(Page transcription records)
★ ★ ★ ★ ★

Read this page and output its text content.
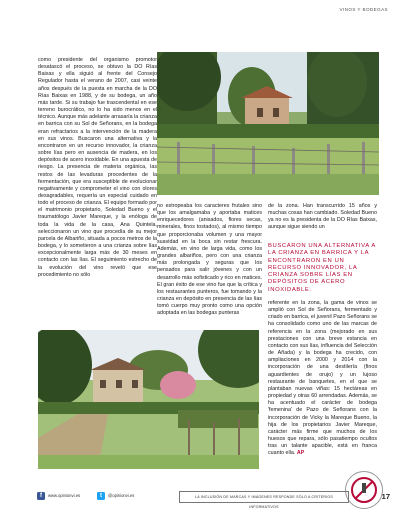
VINOS Y BODEGAS

como presidente del organismo promotor desatascó el proceso, se obtuvo la DO Rías Baixas y ella siguió al frente del Consejo Regulador hasta el verano de 2007, casi veinte años después de la puesta en marcha de la DO Rías Baixas en 1988, y de su bodega, un año más tarde. Si su trabajo fue trascendental en ese terreno burocrático, no lo ha sido menos en el técnico. Aunque más adelante arrasaría la crianza en barrica con su Sol de Señorans, en la bodega eran refractarios a la intervención de la madera en sus vinos. Buscaron una alternativa y la encontraron en un recurso innovador, la crianza sobre lías pero en ausencia de madera, en los depósitos de acero inoxidable. En una apuesta de riesgo. La presencia de materia orgánica, las restos de las levaduras procedentes de la fermentación, que era susceptible de evolucionar negativamente y comprometer el vino con olores desagradables, requería un especial cuidado en todo el proceso de crianza. El equipo formado por el matrimonio propietario, Soledad Bueno y el traumatólogo Javier Mareque, y la enóloga de toda la vida de la casa, Ana Quintela, seleccionaron un vino que procedía de su mejor parcela de Albariño, situada a pocos metros de la bodega, y lo sometieron a una crianza sobre lías excepcionalmente larga más de 30 meses en contacto con las lías. El seguimiento estrecho de la evolución del vino reveló que ese procedimiento no sólo

no estropeaba los caracteres frutales sino que los amalgamaba y aportaba matices enriquecedores (anisados, flores secas, minerales, finos tostados), al mismo tiempo que proporcionaba volumen y una mayor suavidad en la boca sin restar frescura. Además, en vino de larga vida, como los grandes albariños, pero con una crianza más prolongada y seguras que los pensados para salir jóvenes y con un desarrollo más sofisticado y rico en matices. El gran éxito de ese vino fue que la crítica y los restaurantes punteros, fue tomando y la crianza en depósito en presencia de las lías tomó cuerpo muy pronto como una opción adoptada en las bodegas punteras

de la zona. Han transcurrido 15 años y muchas cosas han cambiado. Soledad Bueno ya no es la presidenta de la DO Rías Baixas, aunque sigue siendo un

BUSCARON UNA ALTERNATIVA A LA CRIANZA EN BARRICA Y LA ENCONTRARON EN UN RECURSO INNOVADOR, LA CRIANZA SOBRE LÍAS EN DEPÓSITOS DE ACERO INOXIDABLE.

referente en la zona, la gama de vinos se amplió con Sol de Señorans, fermentado y criado en barrica, el juvenil Pazo Señorans se ha consolidado como uno de las marcas de referencia en la zona (mejorado en sus prestaciones con una breve estancia en contacto con sus lías, influencia del Selección de Añada) y la bodega ha crecido, con ampliaciones en 2000 y 2014 con la incorporación de una destilería (finos aguardientes de orujo) y un lujoso restaurante de banquetes, en el que se plantaban nuevas viñas: 15 hectáreas en propiedad y otras 60 arrendadas. Además, se ha acentuado el carácter de bodega 'femenina' de Pazo de Señorans con la incorporación de Vicky la Mareque Bueno, la hija de los propietarios Javier Mareque, carácter más firme que muchos de los huesos que repara, sólo pasatiempo ocultos tras un talante apacible, está en franca cuanto ella. AP

f	www.opinionvi.es	t	@opinionvi.es	LA INCLUSIÓN DE MARCAS Y IMÁGENES RESPONDE SÓLO A CRITERIOS INFORMATIVOS
17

★ ★ ★ ★ ★

▶ _Work required_
Give every record again without changing a word. Exclude the pictures.

▶ _Expected answer_
Read this page and output its text content.
VINOS Y BODEGAS

como presidente del organismo promotor desatascó el proceso, se obtuvo la DO Rías Baixas y ella siguió al frente del Consejo Regulador hasta el verano de 2007, casi veinte años después de la puesta en marcha de la DO Rías Baixas en 1988, y de su bodega, un año más tarde. Si su trabajo fue trascendental en ese terreno burocrático, no lo ha sido menos en el técnico. Aunque más adelante arrasaría la crianza en barrica con su Sol de Señorans, en la bodega eran refractarios a la intervención de la madera en sus vinos. Buscaron una alternativa y la encontraron en un recurso innovador, la crianza sobre lías pero en ausencia de madera, en los depósitos de acero inoxidable. En una apuesta de riesgo. La presencia de materia orgánica, las restos de las levaduras procedentes de la fermentación, que era susceptible de evolucionar negativamente y comprometer el vino con olores desagradables, requería un especial cuidado en todo el proceso de crianza. El equipo formado por el matrimonio propietario, Soledad Bueno y el traumatólogo Javier Mareque, y la enóloga de toda la vida de la casa, Ana Quintela, seleccionaron un vino que procedía de su mejor parcela de Albariño, situada a pocos metros de la bodega, y lo sometieron a una crianza sobre lías excepcionalmente larga más de 30 meses en contacto con las lías. El seguimiento estrecho de la evolución del vino reveló que ese procedimiento no sólo

no estropeaba los caracteres frutales sino que los amalgamaba y aportaba matices enriquecedores (anisados, flores secas, minerales, finos tostados), al mismo tiempo que proporcionaba volumen y una mayor suavidad en la boca sin restar frescura. Además, en vino de larga vida, como los grandes albariños, pero con una crianza más prolongada y seguras que los pensados para salir jóvenes y con un desarrollo más sofisticado y rico en matices. El gran éxito de ese vino fue que la crítica y los restaurantes punteros, fue tomando y la crianza en depósito en presencia de las lías tomó cuerpo muy pronto como una opción adoptada en las bodegas punteras

de la zona. Han transcurrido 15 años y muchas cosas han cambiado. Soledad Bueno ya no es la presidenta de la DO Rías Baixas, aunque sigue siendo un

BUSCARON UNA ALTERNATIVA A LA CRIANZA EN BARRICA Y LA ENCONTRARON EN UN RECURSO INNOVADOR, LA CRIANZA SOBRE LÍAS EN DEPÓSITOS DE ACERO INOXIDABLE.

referente en la zona, la gama de vinos se amplió con Sol de Señorans, fermentado y criado en barrica, el juvenil Pazo Señorans se ha consolidado como uno de las marcas de referencia en la zona (mejorado en sus prestaciones con una breve estancia en contacto con sus lías, influencia del Selección de Añada) y la bodega ha crecido, con ampliaciones en 2000 y 2014 con la incorporación de una destilería (finos aguardientes de orujo) y un lujoso restaurante de banquetes, en el que se plantaban nuevas viñas: 15 hectáreas en propiedad y otras 60 arrendadas. Además, se ha acentuado el carácter de bodega 'femenina' de Pazo de Señorans con la incorporación de Vicky la Mareque Bueno, la hija de los propietarios Javier Mareque, carácter más firme que muchos de los huesos que repara, sólo pasatiempo ocultos tras un talante apacible, está en franca cuanto ella. AP

f	www.opinionvi.es	t	@opinionvi.es	LA INCLUSIÓN DE MARCAS Y IMÁGENES RESPONDE SÓLO A CRITERIOS INFORMATIVOS
17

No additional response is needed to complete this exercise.